Read the listing below and copy out every line that holds "ранее".

**** EXERCISE MATERIAL ****

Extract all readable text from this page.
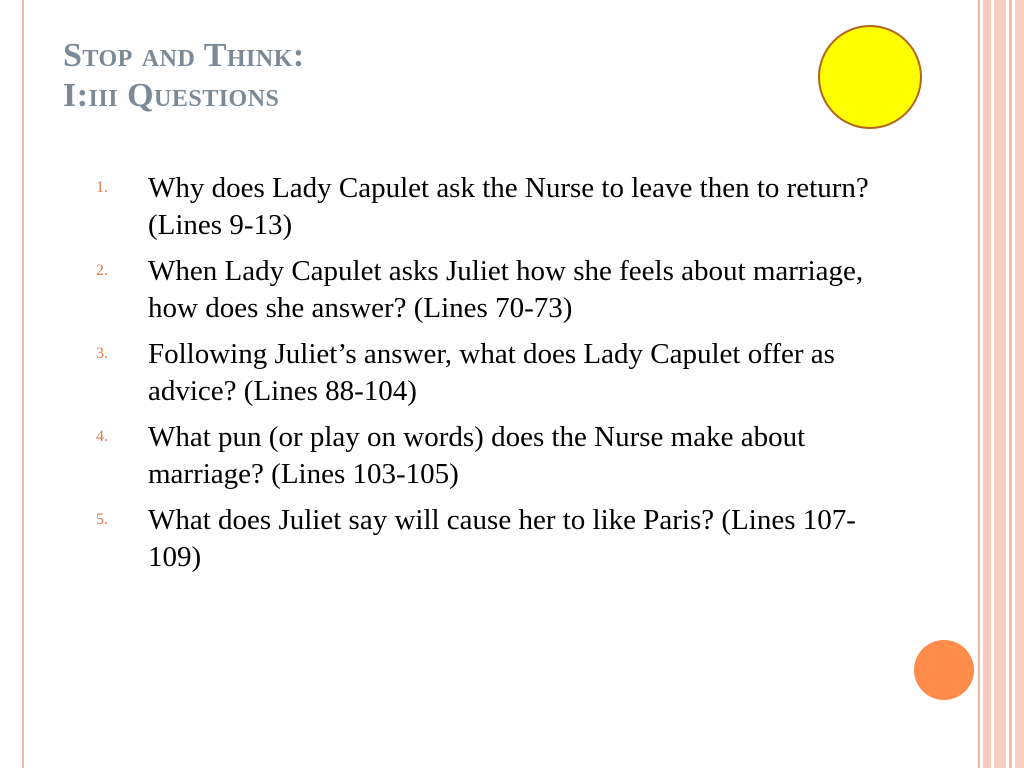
Stop and Think:
I:iii Questions
1.	Why does Lady Capulet ask the Nurse to leave then to return? (Lines 9-13)
2.	When Lady Capulet asks Juliet how she feels about marriage, how does she answer? (Lines 70-73)
3.	Following Juliet’s answer, what does Lady Capulet offer as advice? (Lines 88-104)
4.	What pun (or play on words) does the Nurse make about marriage? (Lines 103-105)
5.	What does Juliet say will cause her to like Paris? (Lines 107-109)
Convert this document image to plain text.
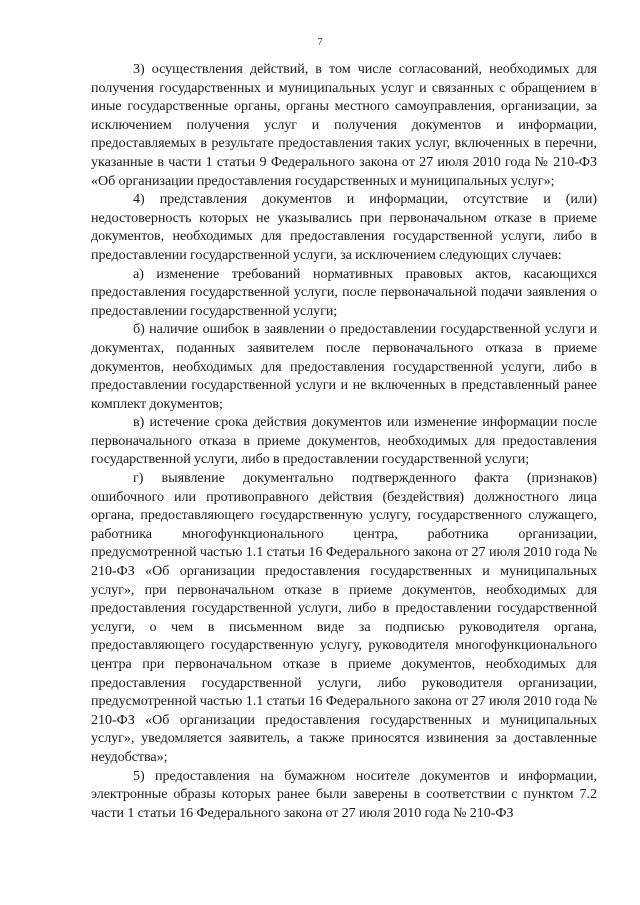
7

3) осуществления действий, в том числе согласований, необходимых для получения государственных и муниципальных услуг и связанных с обращением в иные государственные органы, органы местного самоуправления, организации, за исключением получения услуг и получения документов и информации, предоставляемых в результате предоставления таких услуг, включенных в перечни, указанные в части 1 статьи 9 Федерального закона от 27 июля 2010 года № 210-ФЗ «Об организации предоставления государственных и муниципальных услуг»;

4) представления документов и информации, отсутствие и (или) недостоверность которых не указывались при первоначальном отказе в приеме документов, необходимых для предоставления государственной услуги, либо в предоставлении государственной услуги, за исключением следующих случаев:

а) изменение требований нормативных правовых актов, касающихся предоставления государственной услуги, после первоначальной подачи заявления о предоставлении государственной услуги;

б) наличие ошибок в заявлении о предоставлении государственной услуги и документах, поданных заявителем после первоначального отказа в приеме документов, необходимых для предоставления государственной услуги, либо в предоставлении государственной услуги и не включенных в представленный ранее комплект документов;

в) истечение срока действия документов или изменение информации после первоначального отказа в приеме документов, необходимых для предоставления государственной услуги, либо в предоставлении государственной услуги;

г) выявление документально подтвержденного факта (признаков) ошибочного или противоправного действия (бездействия) должностного лица органа, предоставляющего государственную услугу, государственного служащего, работника многофункционального центра, работника организации, предусмотренной частью 1.1 статьи 16 Федерального закона от 27 июля 2010 года № 210-ФЗ «Об организации предоставления государственных и муниципальных услуг», при первоначальном отказе в приеме документов, необходимых для предоставления государственной услуги, либо в предоставлении государственной услуги, о чем в письменном виде за подписью руководителя органа, предоставляющего государственную услугу, руководителя многофункционального центра при первоначальном отказе в приеме документов, необходимых для предоставления государственной услуги, либо руководителя организации, предусмотренной частью 1.1 статьи 16 Федерального закона от 27 июля 2010 года № 210-ФЗ «Об организации предоставления государственных и муниципальных услуг», уведомляется заявитель, а также приносятся извинения за доставленные неудобства»;

5) предоставления на бумажном носителе документов и информации, электронные образы которых ранее были заверены в соответствии с пунктом 7.2 части 1 статьи 16 Федерального закона от 27 июля 2010 года № 210-ФЗ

****

[ANSWER TO THIS TASK]:
б) наличие ошибок в заявлении о предоставлении государственной услуги и документах, поданных заявителем после первоначального отказа в приеме документов, необходимых для предоставления государственной услуги, либо в предоставлении государственной услуги и не включенных в представленный ранее комплект документов;
5) предоставления на бумажном носителе документов и информации, электронные образы которых ранее были заверены в соответствии с пунктом 7.2 части 1 статьи 16 Федерального закона от 27 июля 2010 года № 210-ФЗ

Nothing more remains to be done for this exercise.